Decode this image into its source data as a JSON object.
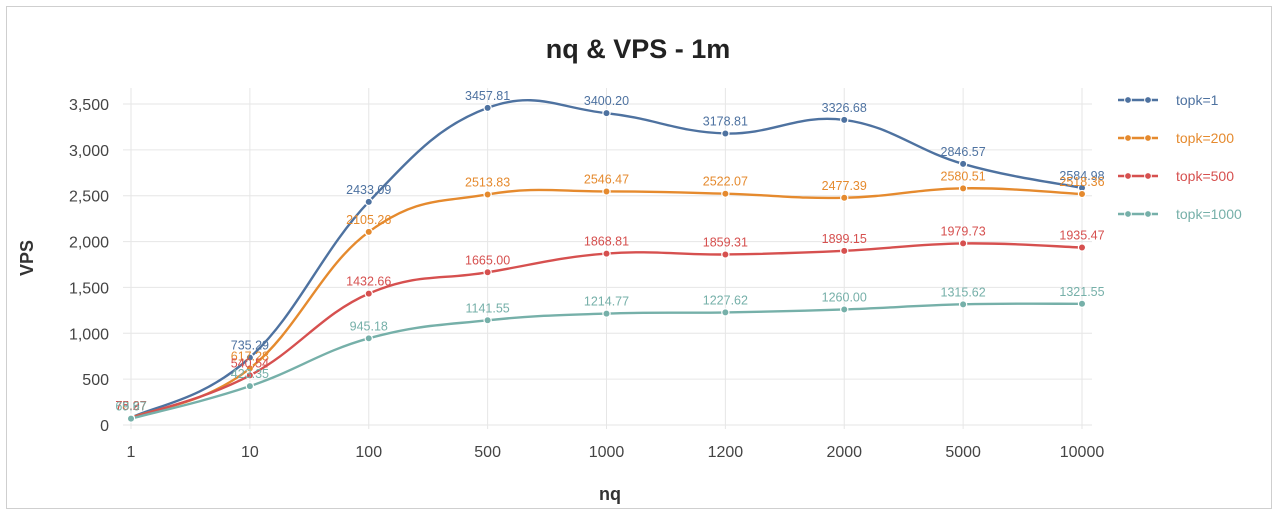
{
  "chart_data": {
    "type": "line",
    "title": "nq & VPS - 1m",
    "xlabel": "nq",
    "ylabel": "VPS",
    "categories": [
      "1",
      "10",
      "100",
      "500",
      "1000",
      "1200",
      "2000",
      "5000",
      "10000"
    ],
    "ylim": [
      0,
      3500
    ],
    "yticks": [
      0,
      500,
      1000,
      1500,
      2000,
      2500,
      3000,
      3500
    ],
    "ytick_labels": [
      "0",
      "500",
      "1,000",
      "1,500",
      "2,000",
      "2,500",
      "3,000",
      "3,500"
    ],
    "grid": true,
    "legend_position": "right",
    "series": [
      {
        "name": "topk=1",
        "color": "#4e72a0",
        "values": [
          78.97,
          735.29,
          2433.09,
          3457.81,
          3400.2,
          3178.81,
          3326.68,
          2846.57,
          2584.98
        ],
        "labels": [
          "78.97",
          "735.29",
          "2433.09",
          "3457.81",
          "3400.20",
          "3178.81",
          "3326.68",
          "2846.57",
          "2584.98"
        ]
      },
      {
        "name": "topk=200",
        "color": "#e58a2e",
        "values": [
          76.37,
          617.28,
          2105.26,
          2513.83,
          2546.47,
          2522.07,
          2477.39,
          2580.51,
          2518.36
        ],
        "labels": [
          "76.37",
          "617.28",
          "2105.26",
          "2513.83",
          "2546.47",
          "2522.07",
          "2477.39",
          "2580.51",
          "2518.36"
        ]
      },
      {
        "name": "topk=500",
        "color": "#d6504f",
        "values": [
          75.27,
          540.54,
          1432.66,
          1665.0,
          1868.81,
          1859.31,
          1899.15,
          1979.73,
          1935.47
        ],
        "labels": [
          "75.27",
          "540.54",
          "1432.66",
          "1665.00",
          "1868.81",
          "1859.31",
          "1899.15",
          "1979.73",
          "1935.47"
        ]
      },
      {
        "name": "topk=1000",
        "color": "#76b0a9",
        "values": [
          69.67,
          423.35,
          945.18,
          1141.55,
          1214.77,
          1227.62,
          1260.0,
          1315.62,
          1321.55
        ],
        "labels": [
          "69.67",
          "423.35",
          "945.18",
          "1141.55",
          "1214.77",
          "1227.62",
          "1260.00",
          "1315.62",
          "1321.55"
        ]
      }
    ]
  }
}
################
### TASK REQUIREMENTS
Return from the data every line that holds "topk".

### ANSWER BELOW
        "name": "topk=1",
        "name": "topk=200",
        "name": "topk=500",
        "name": "topk=1000",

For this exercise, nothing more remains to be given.